# Problem statement
Identify, in the records below, every line where the string "value" appears, and copy each such line.

[Entries taken from a collection]
[START]

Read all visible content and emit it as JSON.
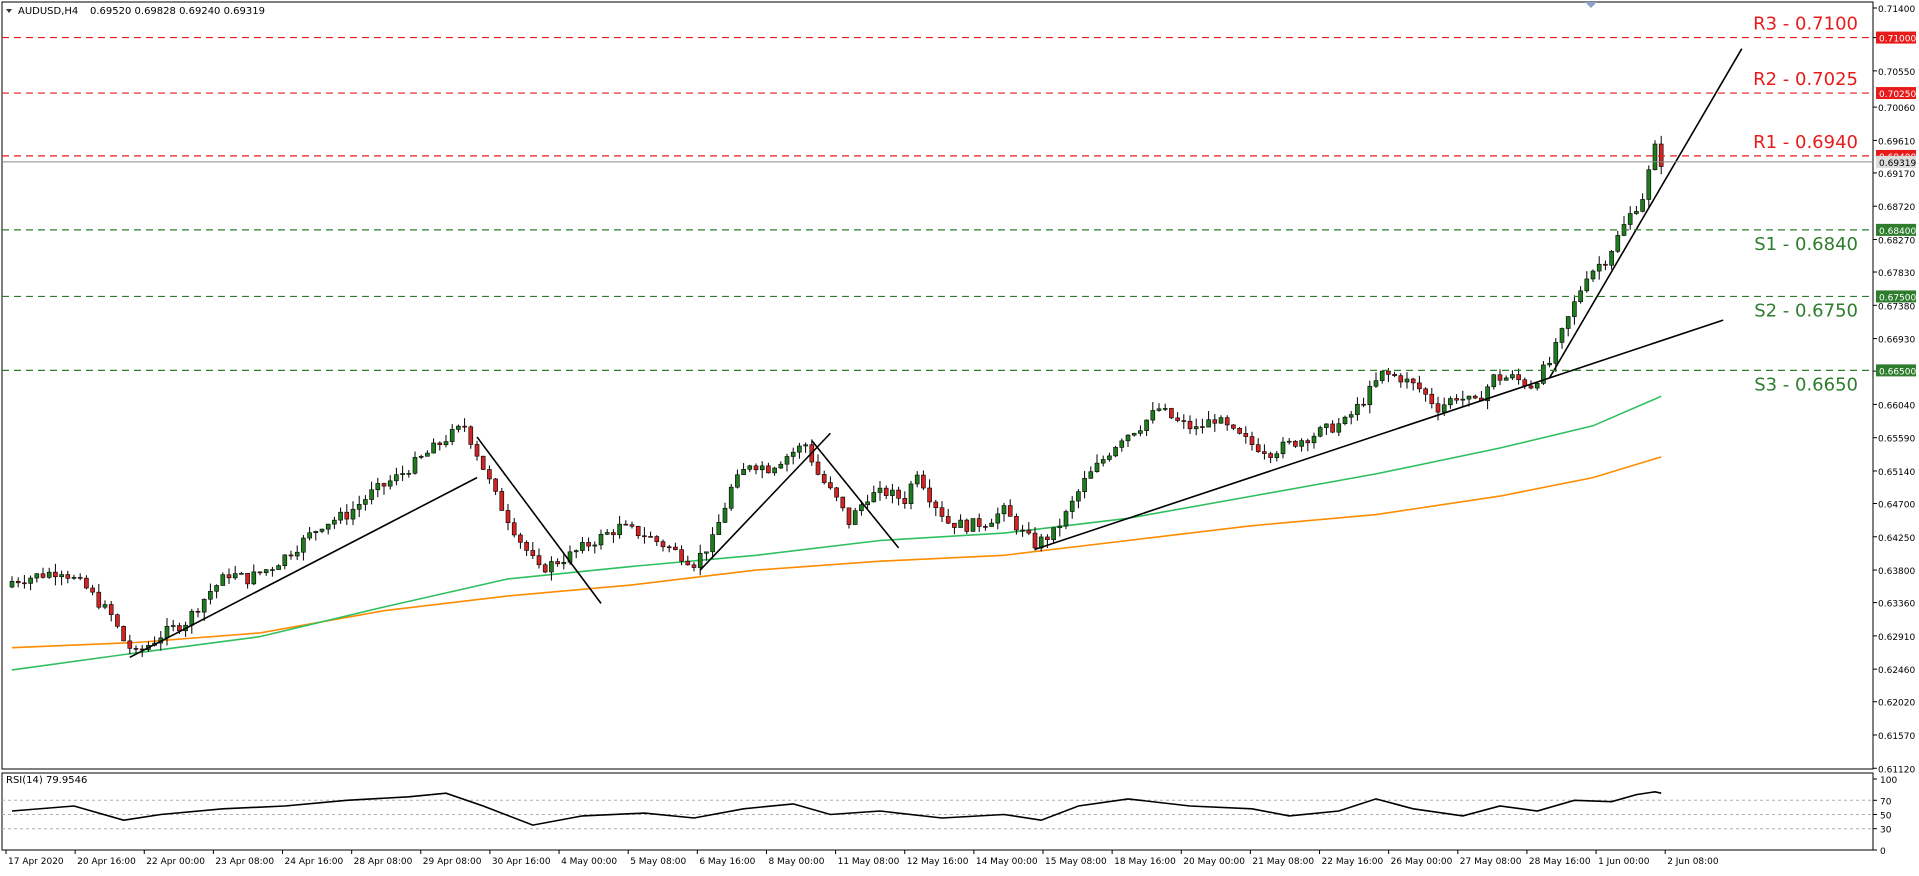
{
  "header": {
    "symbol": "AUDUSD,H4",
    "ohlc": "0.69520 0.69828 0.69240 0.69319"
  },
  "rsi_label": "RSI(14) 79.9546",
  "colors": {
    "bull": "#1e7b1e",
    "bear": "#d12424",
    "resistance": "#e81b1b",
    "support": "#2e7d2e",
    "ma_fast": "#2fbf5f",
    "ma_slow": "#ff8c00",
    "trendline": "#000000",
    "rsi": "#000000"
  },
  "chart_data": {
    "type": "candlestick",
    "symbol": "AUDUSD",
    "timeframe": "H4",
    "ylim": [
      0.6111,
      0.714
    ],
    "price_ticks": [
      "0.71400",
      "0.71000",
      "0.70550",
      "0.70060",
      "0.69610",
      "0.69170",
      "0.68720",
      "0.68270",
      "0.67830",
      "0.67380",
      "0.66930",
      "0.66490",
      "0.66040",
      "0.65590",
      "0.65140",
      "0.64700",
      "0.64250",
      "0.63800",
      "0.63360",
      "0.62910",
      "0.62460",
      "0.62020",
      "0.61570",
      "0.61120"
    ],
    "time_labels": [
      "17 Apr 2020",
      "20 Apr 16:00",
      "22 Apr 00:00",
      "23 Apr 08:00",
      "24 Apr 16:00",
      "28 Apr 08:00",
      "29 Apr 08:00",
      "30 Apr 16:00",
      "4 May 00:00",
      "5 May 08:00",
      "6 May 16:00",
      "8 May 00:00",
      "11 May 08:00",
      "12 May 16:00",
      "14 May 00:00",
      "15 May 08:00",
      "18 May 16:00",
      "20 May 00:00",
      "21 May 08:00",
      "22 May 16:00",
      "26 May 00:00",
      "27 May 08:00",
      "28 May 16:00",
      "1 Jun 00:00",
      "2 Jun 08:00"
    ],
    "levels": [
      {
        "label": "R3 - 0.7100",
        "value": 0.71,
        "kind": "resistance",
        "tag": "0.71000"
      },
      {
        "label": "R2 - 0.7025",
        "value": 0.7025,
        "kind": "resistance",
        "tag": "0.70250"
      },
      {
        "label": "R1 - 0.6940",
        "value": 0.694,
        "kind": "resistance",
        "tag": "0.69400"
      },
      {
        "label": "S1 - 0.6840",
        "value": 0.684,
        "kind": "support",
        "tag": "0.68400"
      },
      {
        "label": "S2 - 0.6750",
        "value": 0.675,
        "kind": "support",
        "tag": "0.67500"
      },
      {
        "label": "S3 - 0.6650",
        "value": 0.665,
        "kind": "support",
        "tag": "0.66500"
      }
    ],
    "current_price": 0.69319,
    "current_price_tag": "0.69319",
    "close_path": [
      [
        0,
        0.6365
      ],
      [
        8,
        0.638
      ],
      [
        12,
        0.6355
      ],
      [
        16,
        0.6318
      ],
      [
        18,
        0.6285
      ],
      [
        20,
        0.6266
      ],
      [
        24,
        0.6292
      ],
      [
        28,
        0.631
      ],
      [
        32,
        0.6352
      ],
      [
        35,
        0.6375
      ],
      [
        38,
        0.6368
      ],
      [
        42,
        0.6385
      ],
      [
        46,
        0.6412
      ],
      [
        50,
        0.6442
      ],
      [
        54,
        0.6455
      ],
      [
        58,
        0.6484
      ],
      [
        62,
        0.6505
      ],
      [
        66,
        0.6531
      ],
      [
        70,
        0.6558
      ],
      [
        73,
        0.6575
      ],
      [
        75,
        0.6538
      ],
      [
        78,
        0.648
      ],
      [
        82,
        0.642
      ],
      [
        85,
        0.638
      ],
      [
        90,
        0.64
      ],
      [
        94,
        0.642
      ],
      [
        98,
        0.6438
      ],
      [
        102,
        0.6428
      ],
      [
        106,
        0.641
      ],
      [
        110,
        0.639
      ],
      [
        113,
        0.642
      ],
      [
        116,
        0.649
      ],
      [
        119,
        0.6525
      ],
      [
        122,
        0.6518
      ],
      [
        125,
        0.6535
      ],
      [
        128,
        0.655
      ],
      [
        130,
        0.651
      ],
      [
        133,
        0.6475
      ],
      [
        135,
        0.6445
      ],
      [
        138,
        0.648
      ],
      [
        141,
        0.6485
      ],
      [
        144,
        0.6475
      ],
      [
        146,
        0.6515
      ],
      [
        148,
        0.648
      ],
      [
        151,
        0.6445
      ],
      [
        154,
        0.644
      ],
      [
        157,
        0.6445
      ],
      [
        160,
        0.646
      ],
      [
        163,
        0.643
      ],
      [
        165,
        0.6415
      ],
      [
        168,
        0.643
      ],
      [
        170,
        0.6455
      ],
      [
        173,
        0.65
      ],
      [
        176,
        0.653
      ],
      [
        179,
        0.656
      ],
      [
        182,
        0.6575
      ],
      [
        185,
        0.6598
      ],
      [
        188,
        0.658
      ],
      [
        191,
        0.657
      ],
      [
        194,
        0.6585
      ],
      [
        197,
        0.6565
      ],
      [
        200,
        0.655
      ],
      [
        203,
        0.654
      ],
      [
        206,
        0.655
      ],
      [
        209,
        0.656
      ],
      [
        212,
        0.657
      ],
      [
        215,
        0.658
      ],
      [
        218,
        0.661
      ],
      [
        221,
        0.6645
      ],
      [
        224,
        0.664
      ],
      [
        227,
        0.6625
      ],
      [
        230,
        0.66
      ],
      [
        233,
        0.6615
      ],
      [
        236,
        0.6605
      ],
      [
        239,
        0.664
      ],
      [
        242,
        0.664
      ],
      [
        245,
        0.663
      ],
      [
        248,
        0.666
      ],
      [
        250,
        0.67
      ],
      [
        252,
        0.674
      ],
      [
        254,
        0.678
      ],
      [
        257,
        0.68
      ],
      [
        259,
        0.683
      ],
      [
        261,
        0.686
      ],
      [
        263,
        0.6885
      ],
      [
        265,
        0.695
      ],
      [
        266,
        0.6932
      ]
    ],
    "ma_fast": [
      [
        0,
        0.6245
      ],
      [
        20,
        0.6268
      ],
      [
        40,
        0.629
      ],
      [
        60,
        0.633
      ],
      [
        80,
        0.6368
      ],
      [
        100,
        0.6385
      ],
      [
        120,
        0.64
      ],
      [
        140,
        0.642
      ],
      [
        160,
        0.643
      ],
      [
        180,
        0.645
      ],
      [
        200,
        0.648
      ],
      [
        220,
        0.651
      ],
      [
        240,
        0.6545
      ],
      [
        255,
        0.6575
      ],
      [
        266,
        0.6615
      ]
    ],
    "ma_slow": [
      [
        0,
        0.6275
      ],
      [
        20,
        0.6282
      ],
      [
        40,
        0.6295
      ],
      [
        60,
        0.6325
      ],
      [
        80,
        0.6345
      ],
      [
        100,
        0.636
      ],
      [
        120,
        0.638
      ],
      [
        140,
        0.6392
      ],
      [
        160,
        0.64
      ],
      [
        180,
        0.642
      ],
      [
        200,
        0.644
      ],
      [
        220,
        0.6455
      ],
      [
        240,
        0.648
      ],
      [
        255,
        0.6505
      ],
      [
        266,
        0.6533
      ]
    ],
    "trendlines": [
      [
        [
          19,
          0.6262
        ],
        [
          75,
          0.6505
        ]
      ],
      [
        [
          75,
          0.656
        ],
        [
          95,
          0.6335
        ]
      ],
      [
        [
          111,
          0.638
        ],
        [
          132,
          0.6565
        ]
      ],
      [
        [
          129,
          0.6555
        ],
        [
          143,
          0.641
        ]
      ],
      [
        [
          165,
          0.6408
        ],
        [
          276,
          0.6718
        ]
      ],
      [
        [
          248,
          0.664
        ],
        [
          279,
          0.7085
        ]
      ]
    ],
    "rsi": {
      "name": "RSI(14)",
      "value": 79.9546,
      "ylim": [
        0,
        100
      ],
      "ticks": [
        100,
        70,
        50,
        30,
        0
      ],
      "path": [
        [
          0,
          55
        ],
        [
          10,
          62
        ],
        [
          18,
          42
        ],
        [
          24,
          50
        ],
        [
          34,
          58
        ],
        [
          44,
          62
        ],
        [
          54,
          70
        ],
        [
          64,
          75
        ],
        [
          70,
          80
        ],
        [
          76,
          62
        ],
        [
          84,
          35
        ],
        [
          92,
          48
        ],
        [
          102,
          52
        ],
        [
          110,
          45
        ],
        [
          118,
          58
        ],
        [
          126,
          65
        ],
        [
          132,
          50
        ],
        [
          140,
          55
        ],
        [
          150,
          45
        ],
        [
          160,
          50
        ],
        [
          166,
          42
        ],
        [
          172,
          62
        ],
        [
          180,
          72
        ],
        [
          190,
          62
        ],
        [
          200,
          58
        ],
        [
          206,
          48
        ],
        [
          214,
          55
        ],
        [
          220,
          72
        ],
        [
          226,
          58
        ],
        [
          234,
          48
        ],
        [
          240,
          62
        ],
        [
          246,
          55
        ],
        [
          252,
          70
        ],
        [
          258,
          68
        ],
        [
          262,
          78
        ],
        [
          265,
          82
        ],
        [
          266,
          80
        ]
      ]
    }
  }
}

[END]

# Answer for this exercise
        "value": 0.71,
        "value": 0.7025,
        "value": 0.694,
        "value": 0.684,
        "value": 0.675,
        "value": 0.665,
      "value": 79.9546,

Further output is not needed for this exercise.